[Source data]
▬▬▬▬▬▬

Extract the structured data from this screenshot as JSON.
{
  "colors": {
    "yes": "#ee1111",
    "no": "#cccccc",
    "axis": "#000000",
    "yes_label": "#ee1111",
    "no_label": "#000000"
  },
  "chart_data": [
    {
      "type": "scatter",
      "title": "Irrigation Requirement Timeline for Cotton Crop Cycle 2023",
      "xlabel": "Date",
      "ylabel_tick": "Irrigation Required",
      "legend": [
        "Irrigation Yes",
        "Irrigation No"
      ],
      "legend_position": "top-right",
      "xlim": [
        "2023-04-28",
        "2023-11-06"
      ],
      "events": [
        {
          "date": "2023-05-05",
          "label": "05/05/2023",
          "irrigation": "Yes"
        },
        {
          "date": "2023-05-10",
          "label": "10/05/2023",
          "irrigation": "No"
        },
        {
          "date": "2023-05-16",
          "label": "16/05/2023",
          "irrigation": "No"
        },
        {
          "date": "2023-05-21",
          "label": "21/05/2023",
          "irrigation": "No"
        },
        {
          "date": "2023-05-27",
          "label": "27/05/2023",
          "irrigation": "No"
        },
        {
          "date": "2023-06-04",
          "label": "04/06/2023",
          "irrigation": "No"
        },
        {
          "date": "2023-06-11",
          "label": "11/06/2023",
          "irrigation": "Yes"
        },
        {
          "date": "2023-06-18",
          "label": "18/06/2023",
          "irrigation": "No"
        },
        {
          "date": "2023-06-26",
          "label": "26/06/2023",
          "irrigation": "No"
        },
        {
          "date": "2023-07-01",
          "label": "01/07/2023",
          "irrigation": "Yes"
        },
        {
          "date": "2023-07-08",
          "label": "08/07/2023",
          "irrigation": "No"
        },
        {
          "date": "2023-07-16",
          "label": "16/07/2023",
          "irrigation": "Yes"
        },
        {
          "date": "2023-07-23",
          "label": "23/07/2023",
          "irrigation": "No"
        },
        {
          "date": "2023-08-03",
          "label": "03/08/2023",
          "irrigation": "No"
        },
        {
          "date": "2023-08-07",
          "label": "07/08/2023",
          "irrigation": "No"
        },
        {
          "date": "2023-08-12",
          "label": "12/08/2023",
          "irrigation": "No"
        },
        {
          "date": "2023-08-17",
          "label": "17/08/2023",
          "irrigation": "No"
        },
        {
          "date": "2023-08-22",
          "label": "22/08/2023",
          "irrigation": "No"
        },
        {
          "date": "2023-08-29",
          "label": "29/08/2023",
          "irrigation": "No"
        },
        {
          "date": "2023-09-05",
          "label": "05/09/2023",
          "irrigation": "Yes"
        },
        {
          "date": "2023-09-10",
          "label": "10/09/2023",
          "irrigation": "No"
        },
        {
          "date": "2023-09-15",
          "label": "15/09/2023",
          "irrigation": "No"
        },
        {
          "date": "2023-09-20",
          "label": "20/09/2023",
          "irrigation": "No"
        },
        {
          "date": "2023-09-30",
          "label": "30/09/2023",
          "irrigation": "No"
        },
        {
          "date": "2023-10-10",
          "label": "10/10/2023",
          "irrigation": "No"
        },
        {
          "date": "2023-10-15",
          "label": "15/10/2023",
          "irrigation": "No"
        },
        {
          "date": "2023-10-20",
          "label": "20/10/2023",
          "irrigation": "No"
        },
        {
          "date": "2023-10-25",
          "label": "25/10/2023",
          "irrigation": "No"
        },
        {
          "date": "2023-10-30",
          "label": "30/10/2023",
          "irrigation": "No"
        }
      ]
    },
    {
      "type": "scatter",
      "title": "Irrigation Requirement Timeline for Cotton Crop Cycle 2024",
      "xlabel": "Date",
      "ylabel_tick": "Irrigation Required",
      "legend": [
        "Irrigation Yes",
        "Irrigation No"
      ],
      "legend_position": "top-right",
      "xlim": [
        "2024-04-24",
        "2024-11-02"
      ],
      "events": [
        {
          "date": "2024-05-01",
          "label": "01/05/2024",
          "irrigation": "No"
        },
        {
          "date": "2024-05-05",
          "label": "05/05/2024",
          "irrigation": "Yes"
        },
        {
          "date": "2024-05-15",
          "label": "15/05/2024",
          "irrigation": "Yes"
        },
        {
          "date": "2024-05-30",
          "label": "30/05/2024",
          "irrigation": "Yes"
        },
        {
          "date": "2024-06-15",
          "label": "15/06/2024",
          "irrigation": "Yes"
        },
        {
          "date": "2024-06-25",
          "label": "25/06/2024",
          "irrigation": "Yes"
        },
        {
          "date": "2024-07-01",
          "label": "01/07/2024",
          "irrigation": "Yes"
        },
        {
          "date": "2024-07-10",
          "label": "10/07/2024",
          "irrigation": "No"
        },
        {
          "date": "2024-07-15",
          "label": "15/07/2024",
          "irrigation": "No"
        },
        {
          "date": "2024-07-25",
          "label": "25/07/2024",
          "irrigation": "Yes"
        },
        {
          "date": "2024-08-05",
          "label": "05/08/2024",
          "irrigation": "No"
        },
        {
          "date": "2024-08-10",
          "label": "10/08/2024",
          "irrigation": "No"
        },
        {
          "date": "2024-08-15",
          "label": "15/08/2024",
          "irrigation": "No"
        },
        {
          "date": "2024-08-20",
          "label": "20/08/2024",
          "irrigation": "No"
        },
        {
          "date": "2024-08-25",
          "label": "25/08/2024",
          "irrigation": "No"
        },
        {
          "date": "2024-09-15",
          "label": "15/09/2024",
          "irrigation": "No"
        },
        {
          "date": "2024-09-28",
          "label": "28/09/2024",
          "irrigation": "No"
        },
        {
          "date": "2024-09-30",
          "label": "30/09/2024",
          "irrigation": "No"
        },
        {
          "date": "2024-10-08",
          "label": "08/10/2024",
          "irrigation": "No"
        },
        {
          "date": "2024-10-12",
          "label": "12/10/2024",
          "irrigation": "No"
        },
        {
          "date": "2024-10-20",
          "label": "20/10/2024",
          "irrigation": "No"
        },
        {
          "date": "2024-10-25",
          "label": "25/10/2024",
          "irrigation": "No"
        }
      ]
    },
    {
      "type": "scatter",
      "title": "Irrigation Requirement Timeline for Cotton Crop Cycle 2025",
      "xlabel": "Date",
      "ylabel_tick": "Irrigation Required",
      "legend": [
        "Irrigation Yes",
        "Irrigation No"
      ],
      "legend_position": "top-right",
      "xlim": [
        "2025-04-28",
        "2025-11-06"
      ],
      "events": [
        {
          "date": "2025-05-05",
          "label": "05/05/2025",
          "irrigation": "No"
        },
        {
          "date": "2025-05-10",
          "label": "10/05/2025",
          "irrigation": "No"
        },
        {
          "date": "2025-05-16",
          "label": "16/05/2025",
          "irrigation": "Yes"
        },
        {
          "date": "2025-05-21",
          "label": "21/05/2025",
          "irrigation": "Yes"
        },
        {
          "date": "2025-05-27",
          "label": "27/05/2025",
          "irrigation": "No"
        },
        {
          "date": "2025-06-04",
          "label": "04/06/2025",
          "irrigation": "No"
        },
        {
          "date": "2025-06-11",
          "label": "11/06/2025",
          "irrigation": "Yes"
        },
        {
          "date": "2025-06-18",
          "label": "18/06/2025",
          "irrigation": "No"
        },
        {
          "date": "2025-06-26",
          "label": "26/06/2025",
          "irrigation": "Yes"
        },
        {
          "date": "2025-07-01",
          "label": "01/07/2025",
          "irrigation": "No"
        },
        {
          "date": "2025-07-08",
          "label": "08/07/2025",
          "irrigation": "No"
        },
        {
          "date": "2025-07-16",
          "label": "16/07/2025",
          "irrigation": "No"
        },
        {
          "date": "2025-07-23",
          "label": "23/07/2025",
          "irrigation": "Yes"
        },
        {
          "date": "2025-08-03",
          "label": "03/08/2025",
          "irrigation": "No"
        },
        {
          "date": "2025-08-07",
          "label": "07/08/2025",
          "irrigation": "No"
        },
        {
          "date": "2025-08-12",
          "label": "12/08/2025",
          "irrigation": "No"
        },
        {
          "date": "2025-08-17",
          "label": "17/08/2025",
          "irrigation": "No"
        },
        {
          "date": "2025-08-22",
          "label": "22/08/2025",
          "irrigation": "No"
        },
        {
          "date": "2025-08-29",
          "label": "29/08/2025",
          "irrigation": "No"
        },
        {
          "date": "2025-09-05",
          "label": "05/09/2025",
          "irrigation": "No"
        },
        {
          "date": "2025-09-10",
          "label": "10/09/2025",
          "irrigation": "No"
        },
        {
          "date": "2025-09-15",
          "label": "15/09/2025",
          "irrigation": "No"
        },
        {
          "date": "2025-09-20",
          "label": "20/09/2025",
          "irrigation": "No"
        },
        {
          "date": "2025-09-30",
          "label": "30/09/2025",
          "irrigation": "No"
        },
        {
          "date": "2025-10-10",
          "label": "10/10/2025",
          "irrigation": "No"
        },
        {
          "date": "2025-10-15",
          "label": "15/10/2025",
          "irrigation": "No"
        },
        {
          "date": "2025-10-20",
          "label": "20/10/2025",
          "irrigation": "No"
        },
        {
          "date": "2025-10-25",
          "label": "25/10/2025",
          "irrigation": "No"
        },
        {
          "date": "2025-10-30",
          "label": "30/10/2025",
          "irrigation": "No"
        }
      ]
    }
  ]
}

▬▬▬▬▬▬

* EXERCISE DETAILS: Copy every line of the listing containing the string "Timeline".

* THE SOLUTION:
      "title": "Irrigation Requirement Timeline for Cotton Crop Cycle 2023",
      "title": "Irrigation Requirement Timeline for Cotton Crop Cycle 2024",
      "title": "Irrigation Requirement Timeline for Cotton Crop Cycle 2025",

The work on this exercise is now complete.